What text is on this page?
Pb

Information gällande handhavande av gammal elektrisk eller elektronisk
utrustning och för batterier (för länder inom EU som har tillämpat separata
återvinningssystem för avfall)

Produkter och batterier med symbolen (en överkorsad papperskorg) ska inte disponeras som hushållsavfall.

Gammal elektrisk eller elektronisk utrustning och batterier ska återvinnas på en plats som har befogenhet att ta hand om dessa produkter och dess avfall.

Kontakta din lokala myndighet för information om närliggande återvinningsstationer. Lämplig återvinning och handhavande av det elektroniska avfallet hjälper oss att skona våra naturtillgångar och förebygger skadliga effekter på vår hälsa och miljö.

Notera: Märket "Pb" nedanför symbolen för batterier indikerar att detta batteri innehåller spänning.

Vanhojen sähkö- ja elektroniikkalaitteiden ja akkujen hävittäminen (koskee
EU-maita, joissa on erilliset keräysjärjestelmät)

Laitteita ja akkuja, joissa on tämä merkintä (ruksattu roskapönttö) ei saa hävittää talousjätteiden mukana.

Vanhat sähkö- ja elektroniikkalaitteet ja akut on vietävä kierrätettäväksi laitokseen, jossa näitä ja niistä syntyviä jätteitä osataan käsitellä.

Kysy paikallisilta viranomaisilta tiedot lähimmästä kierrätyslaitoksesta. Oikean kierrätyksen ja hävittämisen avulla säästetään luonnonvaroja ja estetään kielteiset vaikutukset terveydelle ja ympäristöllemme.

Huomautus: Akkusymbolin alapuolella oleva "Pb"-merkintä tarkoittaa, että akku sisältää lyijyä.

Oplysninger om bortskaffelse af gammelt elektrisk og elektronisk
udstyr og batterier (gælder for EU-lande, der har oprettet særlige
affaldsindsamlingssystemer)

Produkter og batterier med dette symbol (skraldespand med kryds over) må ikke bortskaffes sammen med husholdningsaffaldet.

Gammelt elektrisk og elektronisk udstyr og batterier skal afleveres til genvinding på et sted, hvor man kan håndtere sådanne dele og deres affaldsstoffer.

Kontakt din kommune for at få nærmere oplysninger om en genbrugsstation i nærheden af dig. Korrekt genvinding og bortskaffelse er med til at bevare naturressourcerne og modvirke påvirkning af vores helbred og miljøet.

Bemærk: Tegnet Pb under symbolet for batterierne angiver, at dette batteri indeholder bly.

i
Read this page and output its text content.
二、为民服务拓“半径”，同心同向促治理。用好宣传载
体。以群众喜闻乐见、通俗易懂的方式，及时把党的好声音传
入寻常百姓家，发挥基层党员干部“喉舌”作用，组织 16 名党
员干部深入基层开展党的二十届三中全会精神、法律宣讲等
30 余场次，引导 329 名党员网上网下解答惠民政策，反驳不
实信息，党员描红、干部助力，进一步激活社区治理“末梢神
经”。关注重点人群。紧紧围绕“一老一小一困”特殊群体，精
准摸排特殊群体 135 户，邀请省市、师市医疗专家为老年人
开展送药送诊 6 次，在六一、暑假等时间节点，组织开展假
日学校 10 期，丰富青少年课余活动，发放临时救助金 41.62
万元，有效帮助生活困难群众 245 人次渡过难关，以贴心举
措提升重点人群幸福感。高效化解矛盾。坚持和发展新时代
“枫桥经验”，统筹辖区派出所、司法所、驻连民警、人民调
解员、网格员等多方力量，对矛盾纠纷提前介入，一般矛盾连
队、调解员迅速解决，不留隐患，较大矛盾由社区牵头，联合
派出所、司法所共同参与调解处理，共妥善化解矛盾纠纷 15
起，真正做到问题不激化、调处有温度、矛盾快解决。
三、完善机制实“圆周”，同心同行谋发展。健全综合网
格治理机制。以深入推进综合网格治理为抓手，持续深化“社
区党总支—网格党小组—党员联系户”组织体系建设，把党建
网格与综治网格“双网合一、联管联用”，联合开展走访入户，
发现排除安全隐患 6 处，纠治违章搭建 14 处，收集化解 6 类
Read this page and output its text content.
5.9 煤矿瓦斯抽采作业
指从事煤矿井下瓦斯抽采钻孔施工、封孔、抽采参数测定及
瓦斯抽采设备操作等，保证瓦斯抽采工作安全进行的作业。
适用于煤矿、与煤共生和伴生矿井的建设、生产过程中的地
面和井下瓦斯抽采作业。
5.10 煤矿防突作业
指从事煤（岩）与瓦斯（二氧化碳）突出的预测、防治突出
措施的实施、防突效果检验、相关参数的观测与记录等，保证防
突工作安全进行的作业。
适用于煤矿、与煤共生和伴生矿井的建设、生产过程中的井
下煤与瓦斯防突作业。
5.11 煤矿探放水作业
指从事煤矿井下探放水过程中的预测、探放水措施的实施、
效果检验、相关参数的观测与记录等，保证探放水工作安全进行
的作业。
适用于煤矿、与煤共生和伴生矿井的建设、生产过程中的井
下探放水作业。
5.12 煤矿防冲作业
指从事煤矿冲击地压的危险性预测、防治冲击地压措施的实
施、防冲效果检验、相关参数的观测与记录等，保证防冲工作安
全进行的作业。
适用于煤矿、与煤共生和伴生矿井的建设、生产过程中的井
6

## WHAT IS EXPECTED:
Faithfully copy every entry, leaving nothing out.

## CORRECT RESULT:
What text is on this page?
Pb

Information gällande handhavande av gammal elektrisk eller elektronisk
utrustning och för batterier (för länder inom EU som har tillämpat separata
återvinningssystem för avfall)

Produkter och batterier med symbolen (en överkorsad papperskorg) ska inte disponeras som hushållsavfall.

Gammal elektrisk eller elektronisk utrustning och batterier ska återvinnas på en plats som har befogenhet att ta hand om dessa produkter och dess avfall.

Kontakta din lokala myndighet för information om närliggande återvinningsstationer. Lämplig återvinning och handhavande av det elektroniska avfallet hjälper oss att skona våra naturtillgångar och förebygger skadliga effekter på vår hälsa och miljö.

Notera: Märket "Pb" nedanför symbolen för batterier indikerar att detta batteri innehåller spänning.

Vanhojen sähkö- ja elektroniikkalaitteiden ja akkujen hävittäminen (koskee
EU-maita, joissa on erilliset keräysjärjestelmät)

Laitteita ja akkuja, joissa on tämä merkintä (ruksattu roskapönttö) ei saa hävittää talousjätteiden mukana.

Vanhat sähkö- ja elektroniikkalaitteet ja akut on vietävä kierrätettäväksi laitokseen, jossa näitä ja niistä syntyviä jätteitä osataan käsitellä.

Kysy paikallisilta viranomaisilta tiedot lähimmästä kierrätyslaitoksesta. Oikean kierrätyksen ja hävittämisen avulla säästetään luonnonvaroja ja estetään kielteiset vaikutukset terveydelle ja ympäristöllemme.

Huomautus: Akkusymbolin alapuolella oleva "Pb"-merkintä tarkoittaa, että akku sisältää lyijyä.

Oplysninger om bortskaffelse af gammelt elektrisk og elektronisk
udstyr og batterier (gælder for EU-lande, der har oprettet særlige
affaldsindsamlingssystemer)

Produkter og batterier med dette symbol (skraldespand med kryds over) må ikke bortskaffes sammen med husholdningsaffaldet.

Gammelt elektrisk og elektronisk udstyr og batterier skal afleveres til genvinding på et sted, hvor man kan håndtere sådanne dele og deres affaldsstoffer.

Kontakt din kommune for at få nærmere oplysninger om en genbrugsstation i nærheden af dig. Korrekt genvinding og bortskaffelse er med til at bevare naturressourcerne og modvirke påvirkning af vores helbred og miljøet.

Bemærk: Tegnet Pb under symbolet for batterierne angiver, at dette batteri indeholder bly.

i
Read this page and output its text content.
二、为民服务拓“半径”，同心同向促治理。用好宣传载
体。以群众喜闻乐见、通俗易懂的方式，及时把党的好声音传
入寻常百姓家，发挥基层党员干部“喉舌”作用，组织 16 名党
员干部深入基层开展党的二十届三中全会精神、法律宣讲等
30 余场次，引导 329 名党员网上网下解答惠民政策，反驳不
实信息，党员描红、干部助力，进一步激活社区治理“末梢神
经”。关注重点人群。紧紧围绕“一老一小一困”特殊群体，精
准摸排特殊群体 135 户，邀请省市、师市医疗专家为老年人
开展送药送诊 6 次，在六一、暑假等时间节点，组织开展假
日学校 10 期，丰富青少年课余活动，发放临时救助金 41.62
万元，有效帮助生活困难群众 245 人次渡过难关，以贴心举
措提升重点人群幸福感。高效化解矛盾。坚持和发展新时代
“枫桥经验”，统筹辖区派出所、司法所、驻连民警、人民调
解员、网格员等多方力量，对矛盾纠纷提前介入，一般矛盾连
队、调解员迅速解决，不留隐患，较大矛盾由社区牵头，联合
派出所、司法所共同参与调解处理，共妥善化解矛盾纠纷 15
起，真正做到问题不激化、调处有温度、矛盾快解决。
三、完善机制实“圆周”，同心同行谋发展。健全综合网
格治理机制。以深入推进综合网格治理为抓手，持续深化“社
区党总支—网格党小组—党员联系户”组织体系建设，把党建
网格与综治网格“双网合一、联管联用”，联合开展走访入户，
发现排除安全隐患 6 处，纠治违章搭建 14 处，收集化解 6 类
Read this page and output its text content.
5.9 煤矿瓦斯抽采作业
指从事煤矿井下瓦斯抽采钻孔施工、封孔、抽采参数测定及
瓦斯抽采设备操作等，保证瓦斯抽采工作安全进行的作业。
适用于煤矿、与煤共生和伴生矿井的建设、生产过程中的地
面和井下瓦斯抽采作业。
5.10 煤矿防突作业
指从事煤（岩）与瓦斯（二氧化碳）突出的预测、防治突出
措施的实施、防突效果检验、相关参数的观测与记录等，保证防
突工作安全进行的作业。
适用于煤矿、与煤共生和伴生矿井的建设、生产过程中的井
下煤与瓦斯防突作业。
5.11 煤矿探放水作业
指从事煤矿井下探放水过程中的预测、探放水措施的实施、
效果检验、相关参数的观测与记录等，保证探放水工作安全进行
的作业。
适用于煤矿、与煤共生和伴生矿井的建设、生产过程中的井
下探放水作业。
5.12 煤矿防冲作业
指从事煤矿冲击地压的危险性预测、防治冲击地压措施的实
施、防冲效果检验、相关参数的观测与记录等，保证防冲工作安
全进行的作业。
适用于煤矿、与煤共生和伴生矿井的建设、生产过程中的井
6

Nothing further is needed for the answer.